■ **QUOTED PASSAGE**

It’s not easy being the shy kid. Inside, you feel like you have so many things to share, but you can’t get them out of your mouth. And it doesn’t help when people say to you “Why are you so quiet? Speak up! Smile!” Your tongue gets more tied and even more pressure mounts on you to come up with something. Your mind simultaneously races and shuts down; you can’t get the thoughts to tie together enough to come coherently out of your mouth.
When you’re shy, so much of your personality gets stuck inside you, only revealed to those who are closest to you, the people who make you feel safe enough to truly let your guard down. My family and closest childhood friends knew that I could be chatty, spazzy, and excitable over the things I geeked out about: animals, TV shows, riding my bike, Disney movies, old musicals. I had so many interests, but 90% of my young classmates didn’t know that.
When I was in high school, I was determined to branch out, so I auditioned for the school musical, 42nd Street. I was cast as a chorus girl, and spent most afternoons and evenings in the school auditorium, rehearsing. The cast grew close after spending so many hours together, learning tap routines, getting measured for costumes, and sitting around snacking or gossiping in between scenes. Everyone that is, except for me. I would try to join circles of kids sitting around, slowly creeping up to the edge, trying to be invisible yet also trying to belong. I’d smile and nod as others told stories, laugh when others laughed, but I didn’t command the circle with my own stories or opinions.
Near the end of the rehearsal period, before opening night, we had a cast dinner in the auditorium and a few of the lead actors–mostly juniors and seniors who had been in every play since they started high school–handed out cast “awards” that they had printed out on computer paper using a certificate template. “Funniest cast member,” “biggest prima donna,” “Most dramatic,” “Most likely to perform on Broadway,” things like that. We all laughed and applauded as each person went to the front of the room to receive their award, all nodding in recognition at the inside jokes that had been cultivated during weeks of long rehearsal. Finally, my name was called. The blond, popular girl who was holding my award gave me a sweet smile with her head bowed. She held the piece of paper out to me. “Kim Nelson, Shyest Cast Member.” She continued to smile warmly at me, as if she were afraid of startling me. I felt my face flush. The thing I hated the most about that award was in that, in that moment, I realized that after weeks and hours of all hanging out together, none of my castmates had gotten to know me at all.

■ **SOURCE DATA**
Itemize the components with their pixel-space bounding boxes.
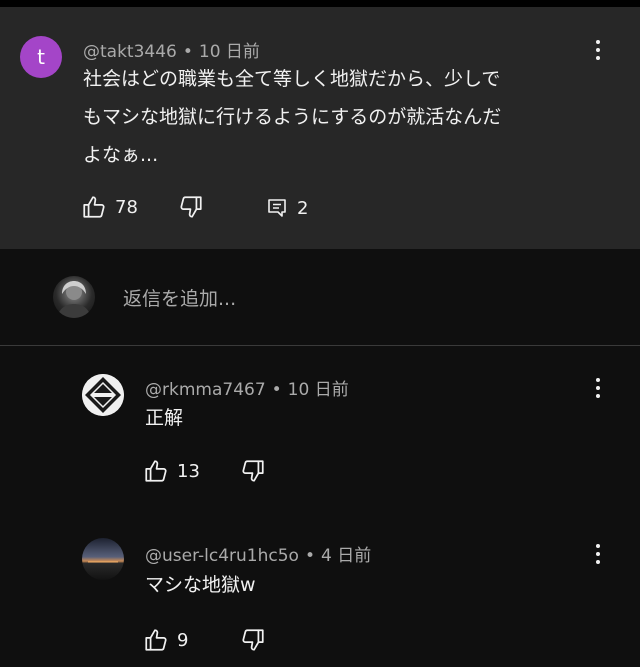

■ **REQUIRED TASKS**
(a) Answer these questions about the essay on being shy:
(i) What share of the narrator's young classmates did not know about the narrator's many interests?
(ii) Which school musical did the narrator audition for in high school?
(iii) What award was printed on the certificate handed to the narrator at the cast dinner?
(b) Resume the essay on being shy after its last sentence and carry it forward in the same voice.

■ **TASK ANSWERS**
(a)
(i) 90%
(ii) 42nd Street
(iii) Shyest Cast Member

(b)
Over time, I gradually overcame my crippling shyness. Some of it happened during high school, when I had a close group of friends who made me feel funny and confident. Through them, I was able to branch out and be myself around others (though usually I needed them to be there with me as my security blanket. I knew they would laugh at my jokes, so I felt OK to say them aloud). I also discovered my love of theater, which may sound strange. But for some reason, being onstage in front of a crowd of people, performing as a character, was much easier for me than talking to someone face to face. Acting also helped me build my confidence while it continuously pushed me out of my comfort zone.
And honestly, alcohol helped too. For a naturally quiet person, a few beers was the perfect antidote to social anxiety. It may not be the healthiest cure, but it gave me just enough boldness to realize that I was capable of letting loose and fully joining the circle instead of hovering just outside. With time and practice, I became more comfortable with socializing and soon the alcohol was no longer needed to get the ball rolling.
As an adult, I’ve become much more comfortable in my skin and I like myself enough to let other people get to know me. Some situations can still bring back those childhood attacks of shyness–large group events where I may not know many people are a big one. I will always be more of a quiet person by nature, but I am OK with that. It’s just one small part of who I am.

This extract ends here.